-- GIVEN TASK --
Which lines hold the word "病原携带者"? Copy each of them from the material.
[BEGIN EXERCISE MATERIALS]
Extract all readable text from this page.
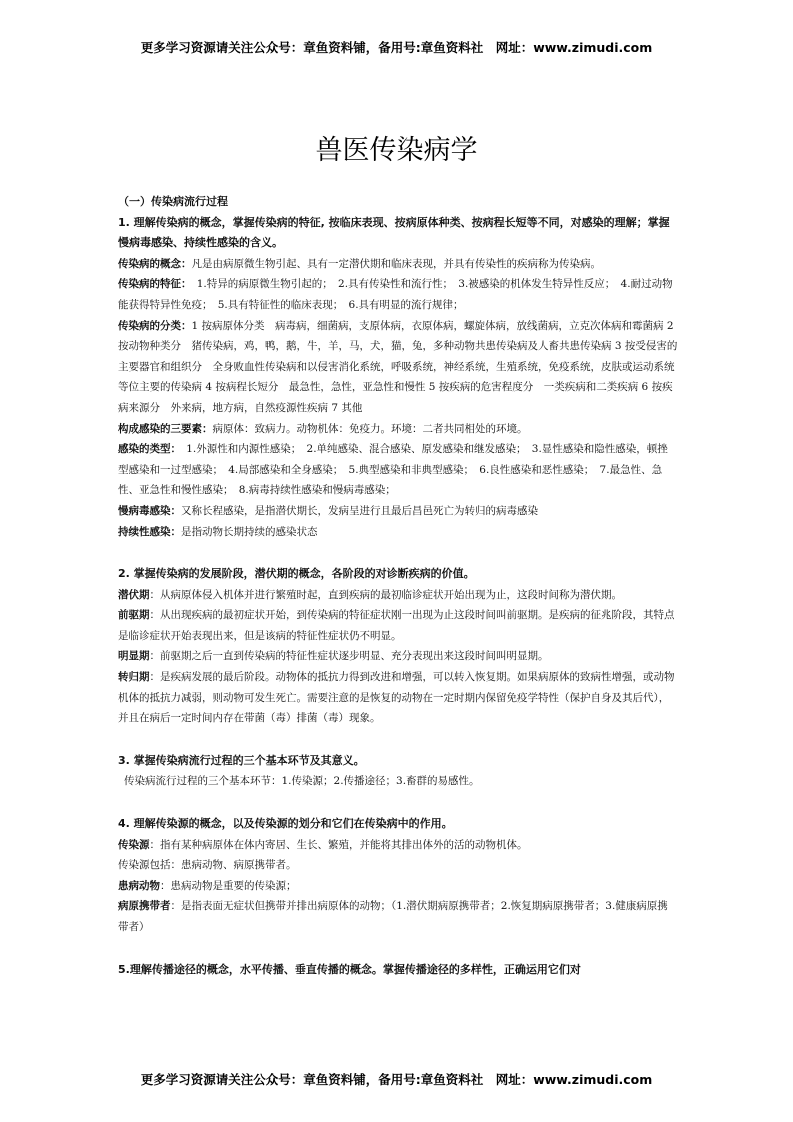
更多学习资源请关注公众号：章鱼资料铺，备用号:章鱼资料社　网址：www.zimudi.com
兽医传染病学

（一）传染病流行过程

1. 理解传染病的概念，掌握传染病的特征, 按临床表现、按病原体种类、按病程长短等不同，对感染的理解；掌握慢病毒感染、持续性感染的含义。

传染病的概念：凡是由病原微生物引起、具有一定潜伏期和临床表现，并具有传染性的疾病称为传染病。

传染病的特征：　1.特异的病原微生物引起的；　2.具有传染性和流行性；　3.被感染的机体发生特异性反应；　4.耐过动物能获得特异性免疫；　5.具有特征性的临床表现；　6.具有明显的流行规律；

传染病的分类：1 按病原体分类　病毒病，细菌病，支原体病，衣原体病，螺旋体病，放线菌病，立克次体病和霉菌病 2 按动物种类分　猪传染病，鸡，鸭，鹅，牛，羊，马，犬，猫，兔，多种动物共患传染病及人畜共患传染病 3 按受侵害的主要器官和组织分　全身败血性传染病和以侵害消化系统，呼吸系统，神经系统，生殖系统，免疫系统，皮肤或运动系统等位主要的传染病 4 按病程长短分　最急性，急性，亚急性和慢性 5 按疾病的危害程度分　一类疾病和二类疾病 6 按疾病来源分　外来病，地方病，自然疫源性疾病 7 其他

构成感染的三要素：病原体：致病力。动物机体：免疫力。环境：二者共同相处的环境。

感染的类型：　1.外源性和内源性感染；　2.单纯感染、混合感染、原发感染和继发感染；　3.显性感染和隐性感染，顿挫型感染和一过型感染；　4.局部感染和全身感染；　5.典型感染和非典型感染；　6.良性感染和恶性感染；　7.最急性、急性、亚急性和慢性感染；　8.病毒持续性感染和慢病毒感染；

慢病毒感染：又称长程感染，是指潜伏期长，发病呈进行且最后昌邑死亡为转归的病毒感染

持续性感染：是指动物长期持续的感染状态

2. 掌握传染病的发展阶段，潜伏期的概念，各阶段的对诊断疾病的价值。

潜伏期：从病原体侵入机体并进行繁殖时起，直到疾病的最初临诊症状开始出现为止，这段时间称为潜伏期。

前驱期：从出现疾病的最初症状开始，到传染病的特征症状刚一出现为止这段时间叫前驱期。是疾病的征兆阶段，其特点是临诊症状开始表现出来，但是该病的特征性症状仍不明显。

明显期：前驱期之后一直到传染病的特征性症状逐步明显、充分表现出来这段时间叫明显期。

转归期：是疾病发展的最后阶段。动物体的抵抗力得到改进和增强，可以转入恢复期。如果病原体的致病性增强，或动物机体的抵抗力减弱，则动物可发生死亡。需要注意的是恢复的动物在一定时期内保留免疫学特性（保护自身及其后代），并且在病后一定时间内存在带菌（毒）排菌（毒）现象。

3. 掌握传染病流行过程的三个基本环节及其意义。

传染病流行过程的三个基本环节：1.传染源；2.传播途径；3.畜群的易感性。

4. 理解传染源的概念，以及传染源的划分和它们在传染病中的作用。

传染源：指有某种病原体在体内寄居、生长、繁殖，并能将其排出体外的活的动物机体。

传染源包括：患病动物、病原携带者。

患病动物：患病动物是重要的传染源；

病原携带者：是指表面无症状但携带并排出病原体的动物；（1.潜伏期病原携带者；2.恢复期病原携带者；3.健康病原携带者）

5.理解传播途径的概念，水平传播、垂直传播的概念。掌握传播途径的多样性，正确运用它们对

更多学习资源请关注公众号：章鱼资料铺，备用号:章鱼资料社　网址：www.zimudi.com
[END EXERCISE MATERIALS]
-- CORRECT RESPONSE --
传染源包括：患病动物、病原携带者。
病原携带者：是指表面无症状但携带并排出病原体的动物；（1.潜伏期病原携带者；2.恢复期病原携带者；3.健康病原携带者）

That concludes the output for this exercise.